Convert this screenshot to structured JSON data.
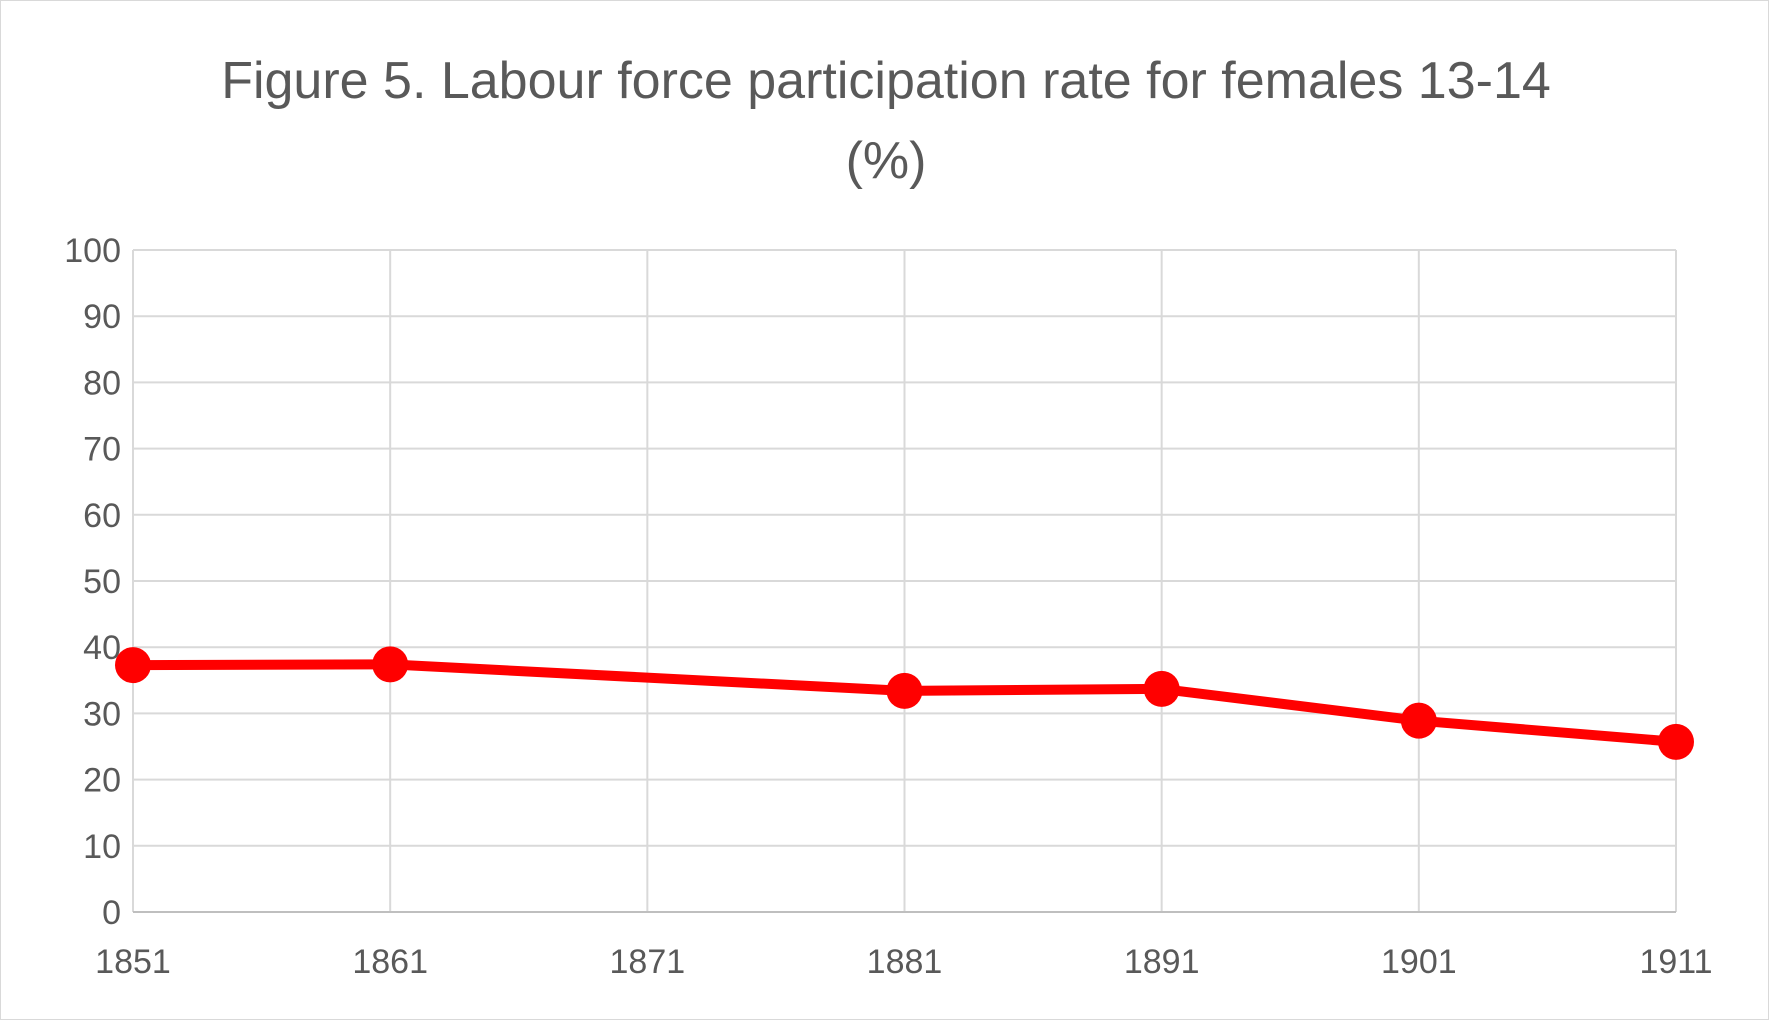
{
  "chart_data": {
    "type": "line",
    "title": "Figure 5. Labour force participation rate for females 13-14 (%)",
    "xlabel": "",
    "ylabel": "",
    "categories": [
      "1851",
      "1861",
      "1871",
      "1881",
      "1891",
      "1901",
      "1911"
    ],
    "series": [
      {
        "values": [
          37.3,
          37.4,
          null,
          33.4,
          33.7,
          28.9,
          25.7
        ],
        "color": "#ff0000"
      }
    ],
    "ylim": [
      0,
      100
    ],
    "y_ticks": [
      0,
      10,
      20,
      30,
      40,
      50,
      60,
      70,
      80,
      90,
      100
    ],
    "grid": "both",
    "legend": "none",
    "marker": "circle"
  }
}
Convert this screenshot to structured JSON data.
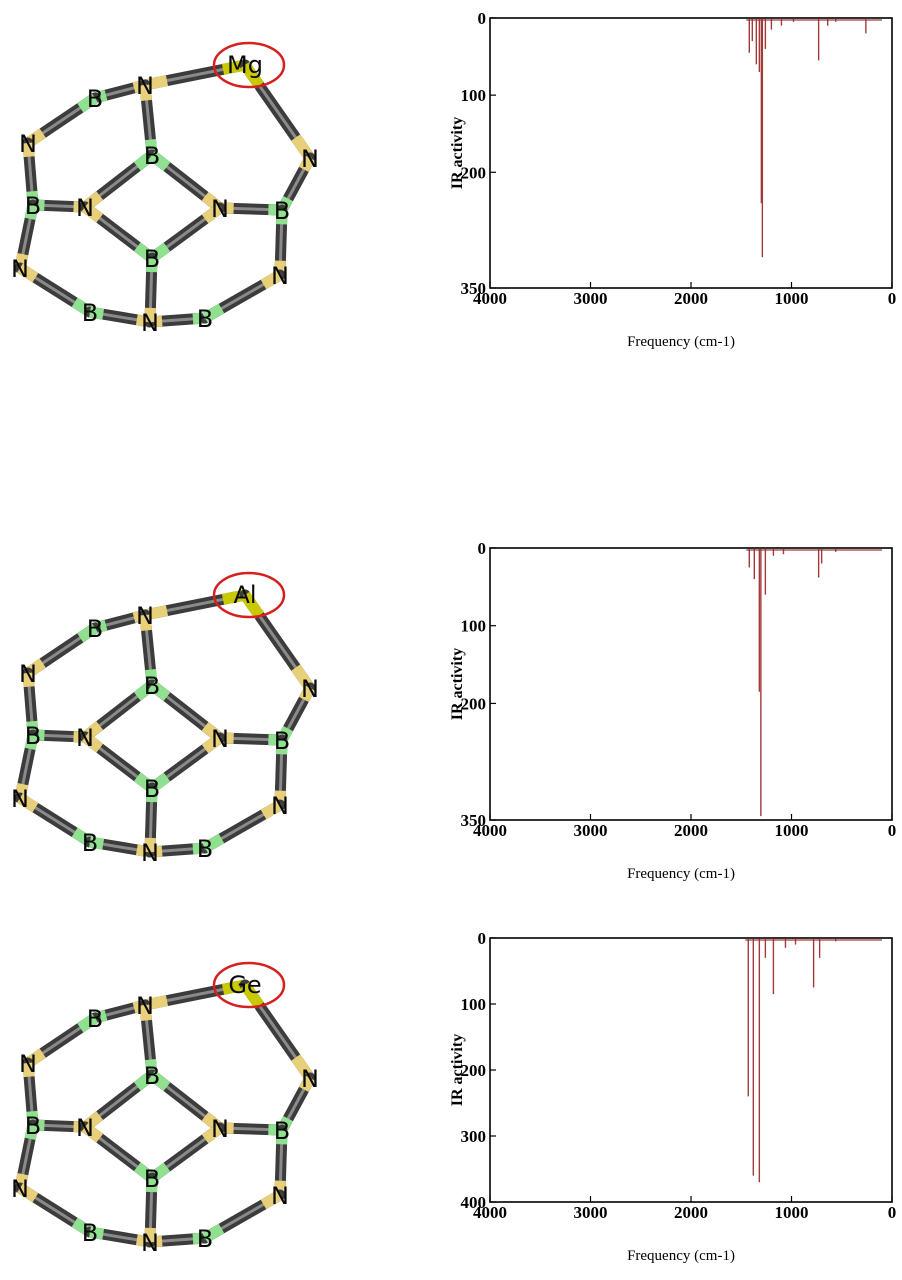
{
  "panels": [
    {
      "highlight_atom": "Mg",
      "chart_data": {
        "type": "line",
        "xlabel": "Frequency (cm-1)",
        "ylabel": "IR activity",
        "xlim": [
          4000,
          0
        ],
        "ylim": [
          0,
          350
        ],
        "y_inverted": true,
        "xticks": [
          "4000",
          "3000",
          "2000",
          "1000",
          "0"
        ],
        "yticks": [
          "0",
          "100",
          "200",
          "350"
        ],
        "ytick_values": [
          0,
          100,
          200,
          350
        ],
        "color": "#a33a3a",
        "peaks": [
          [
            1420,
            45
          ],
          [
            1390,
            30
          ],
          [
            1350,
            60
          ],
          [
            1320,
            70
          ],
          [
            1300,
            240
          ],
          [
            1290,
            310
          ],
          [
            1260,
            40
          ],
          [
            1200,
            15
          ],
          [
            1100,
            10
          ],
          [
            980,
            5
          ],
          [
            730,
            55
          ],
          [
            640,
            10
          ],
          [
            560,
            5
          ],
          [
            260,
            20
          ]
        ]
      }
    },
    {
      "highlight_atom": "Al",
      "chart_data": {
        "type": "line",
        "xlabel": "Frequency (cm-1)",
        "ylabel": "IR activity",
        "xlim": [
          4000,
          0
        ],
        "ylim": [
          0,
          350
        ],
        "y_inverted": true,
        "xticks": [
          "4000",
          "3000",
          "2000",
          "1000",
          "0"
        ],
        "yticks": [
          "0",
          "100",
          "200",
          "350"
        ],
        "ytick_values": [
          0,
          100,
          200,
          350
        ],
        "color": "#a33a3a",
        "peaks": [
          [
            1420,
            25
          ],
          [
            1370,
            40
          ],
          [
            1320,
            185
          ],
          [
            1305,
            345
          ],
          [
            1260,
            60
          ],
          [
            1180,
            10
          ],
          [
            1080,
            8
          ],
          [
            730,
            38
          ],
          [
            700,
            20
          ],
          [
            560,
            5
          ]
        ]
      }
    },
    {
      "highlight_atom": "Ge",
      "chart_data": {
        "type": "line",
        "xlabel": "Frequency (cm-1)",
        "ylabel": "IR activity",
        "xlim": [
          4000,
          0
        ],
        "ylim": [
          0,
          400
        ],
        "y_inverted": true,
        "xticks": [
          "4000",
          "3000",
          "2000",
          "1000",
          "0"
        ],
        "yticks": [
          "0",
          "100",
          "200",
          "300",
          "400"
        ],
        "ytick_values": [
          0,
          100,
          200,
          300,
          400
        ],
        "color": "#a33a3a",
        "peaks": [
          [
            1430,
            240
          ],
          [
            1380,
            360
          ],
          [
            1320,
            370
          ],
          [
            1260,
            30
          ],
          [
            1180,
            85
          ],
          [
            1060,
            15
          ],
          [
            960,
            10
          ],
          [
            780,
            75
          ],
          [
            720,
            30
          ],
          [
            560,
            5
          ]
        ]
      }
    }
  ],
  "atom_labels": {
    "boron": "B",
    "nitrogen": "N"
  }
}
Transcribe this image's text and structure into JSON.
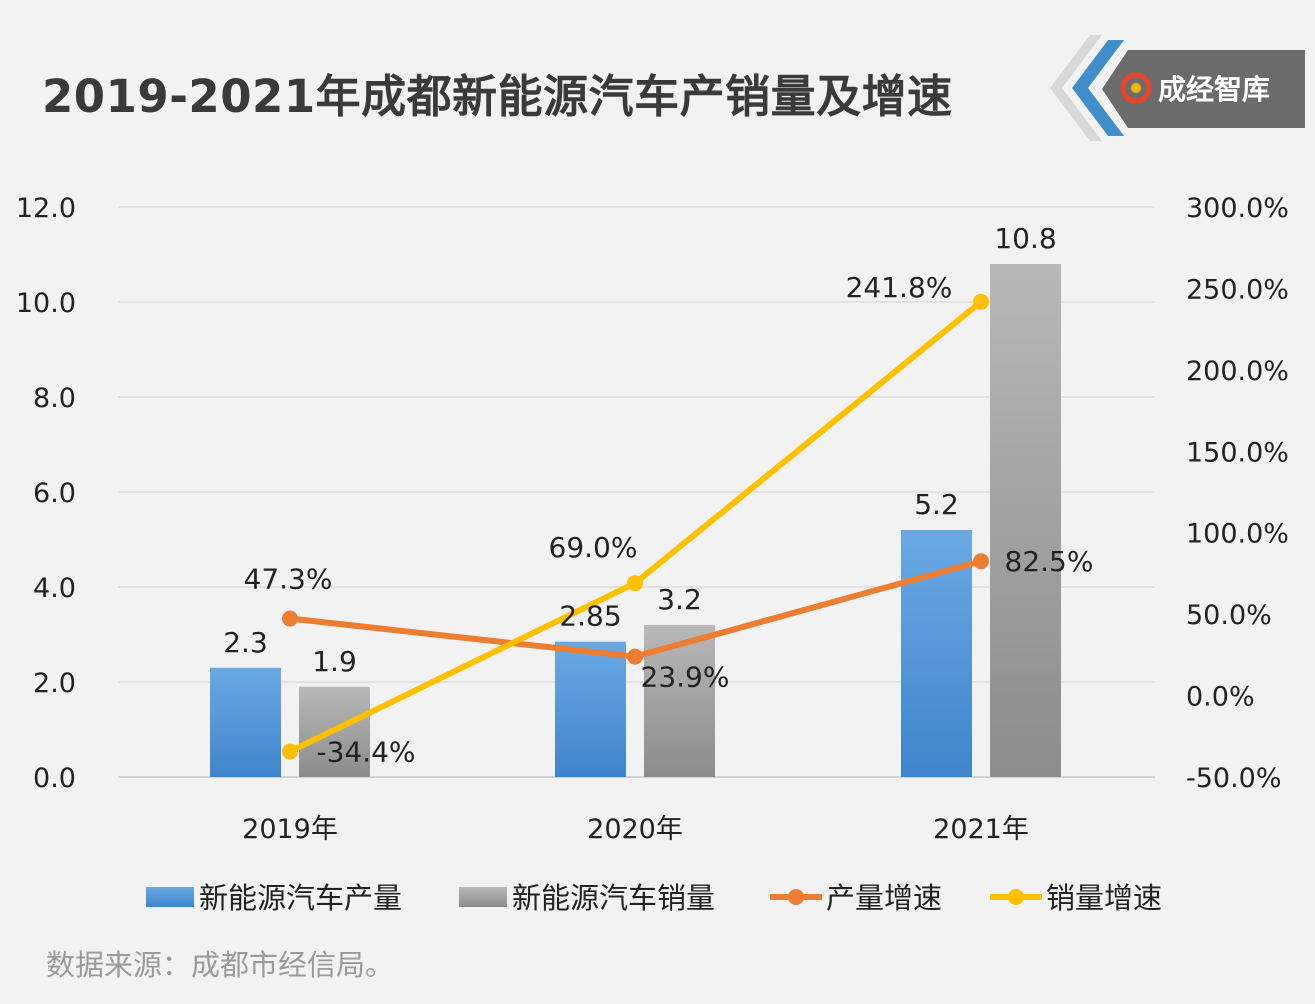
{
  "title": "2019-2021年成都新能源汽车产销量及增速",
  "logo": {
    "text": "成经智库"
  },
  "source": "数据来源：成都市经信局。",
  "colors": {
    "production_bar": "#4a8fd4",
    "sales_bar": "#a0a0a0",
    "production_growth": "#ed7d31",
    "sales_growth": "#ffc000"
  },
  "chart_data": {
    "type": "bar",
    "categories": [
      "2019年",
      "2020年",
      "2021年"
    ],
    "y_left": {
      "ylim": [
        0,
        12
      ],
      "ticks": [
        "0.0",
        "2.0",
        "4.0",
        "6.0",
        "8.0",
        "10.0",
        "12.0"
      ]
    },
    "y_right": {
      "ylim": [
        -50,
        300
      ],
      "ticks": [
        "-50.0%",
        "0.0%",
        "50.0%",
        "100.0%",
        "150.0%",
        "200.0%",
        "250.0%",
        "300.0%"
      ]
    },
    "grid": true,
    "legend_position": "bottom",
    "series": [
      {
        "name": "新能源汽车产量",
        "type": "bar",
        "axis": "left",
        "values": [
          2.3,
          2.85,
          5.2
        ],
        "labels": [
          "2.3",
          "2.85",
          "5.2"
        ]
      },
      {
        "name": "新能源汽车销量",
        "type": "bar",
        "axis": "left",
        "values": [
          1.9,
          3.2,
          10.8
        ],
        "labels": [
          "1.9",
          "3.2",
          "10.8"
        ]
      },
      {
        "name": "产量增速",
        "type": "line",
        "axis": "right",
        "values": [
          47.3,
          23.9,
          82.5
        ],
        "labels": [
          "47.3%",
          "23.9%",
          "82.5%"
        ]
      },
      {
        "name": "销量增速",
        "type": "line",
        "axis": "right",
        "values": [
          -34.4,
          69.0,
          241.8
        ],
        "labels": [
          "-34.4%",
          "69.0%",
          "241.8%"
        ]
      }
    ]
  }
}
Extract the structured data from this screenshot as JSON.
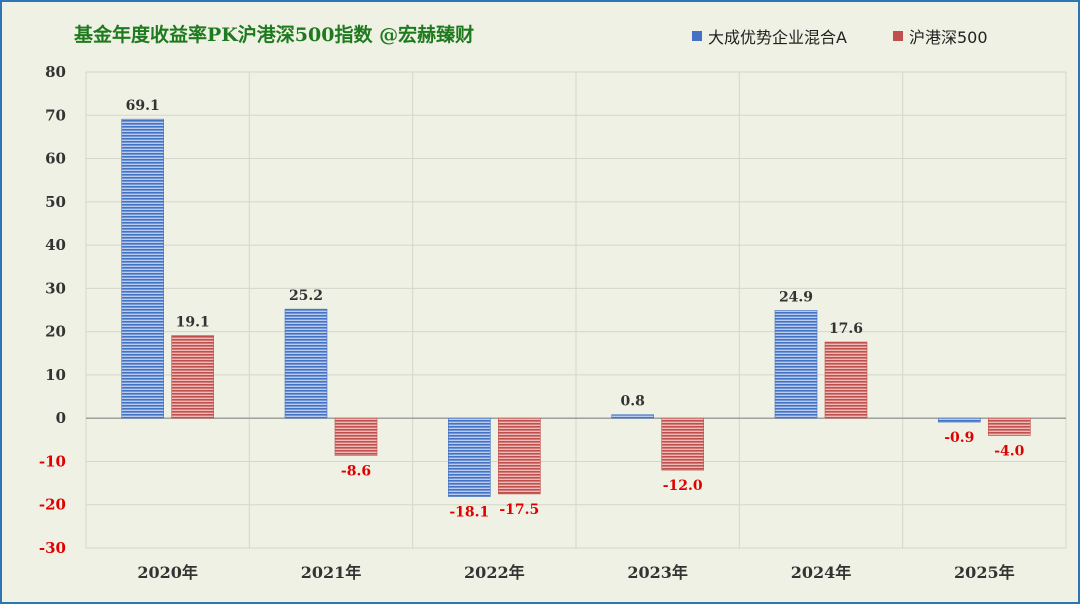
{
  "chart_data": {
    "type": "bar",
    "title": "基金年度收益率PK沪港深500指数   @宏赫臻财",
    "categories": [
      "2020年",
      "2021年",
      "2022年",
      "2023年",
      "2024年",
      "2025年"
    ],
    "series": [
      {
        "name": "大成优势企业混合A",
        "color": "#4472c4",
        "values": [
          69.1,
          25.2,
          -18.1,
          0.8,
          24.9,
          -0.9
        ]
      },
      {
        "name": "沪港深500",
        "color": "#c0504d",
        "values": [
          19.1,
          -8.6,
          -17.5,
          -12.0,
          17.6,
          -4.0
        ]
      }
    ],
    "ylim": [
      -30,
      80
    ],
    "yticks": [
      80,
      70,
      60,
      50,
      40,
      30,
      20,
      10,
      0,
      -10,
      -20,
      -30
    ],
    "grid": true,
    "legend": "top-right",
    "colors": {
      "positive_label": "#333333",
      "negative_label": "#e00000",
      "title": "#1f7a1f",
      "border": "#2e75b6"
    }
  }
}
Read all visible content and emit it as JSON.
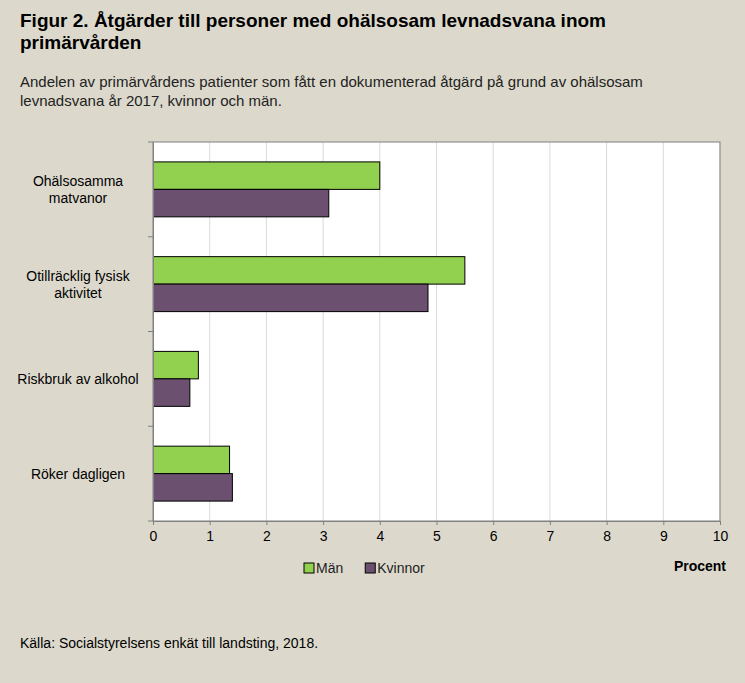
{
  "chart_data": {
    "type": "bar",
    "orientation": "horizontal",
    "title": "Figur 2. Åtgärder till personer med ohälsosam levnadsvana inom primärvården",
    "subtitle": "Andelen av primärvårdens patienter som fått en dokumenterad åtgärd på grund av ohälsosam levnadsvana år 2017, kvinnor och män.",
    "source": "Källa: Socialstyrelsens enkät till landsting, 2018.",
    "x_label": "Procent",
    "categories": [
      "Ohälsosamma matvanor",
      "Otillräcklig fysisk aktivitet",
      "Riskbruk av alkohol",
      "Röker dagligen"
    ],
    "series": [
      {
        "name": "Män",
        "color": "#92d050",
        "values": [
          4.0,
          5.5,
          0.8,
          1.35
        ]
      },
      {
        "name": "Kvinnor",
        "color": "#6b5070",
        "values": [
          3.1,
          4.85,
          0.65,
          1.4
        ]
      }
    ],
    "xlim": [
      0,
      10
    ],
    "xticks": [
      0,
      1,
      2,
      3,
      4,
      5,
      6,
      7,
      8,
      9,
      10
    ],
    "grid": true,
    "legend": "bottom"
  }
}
● ● ● ● ●
• Exercise description: Go through the entries above and pull out each line with "this" in it.

• Result below:
Convert this screenshot to structured JSON data.
Convert this screenshot to structured JSON data.
Transcribe this image's text and structure into JSON.
Extract the structured data from this screenshot as JSON.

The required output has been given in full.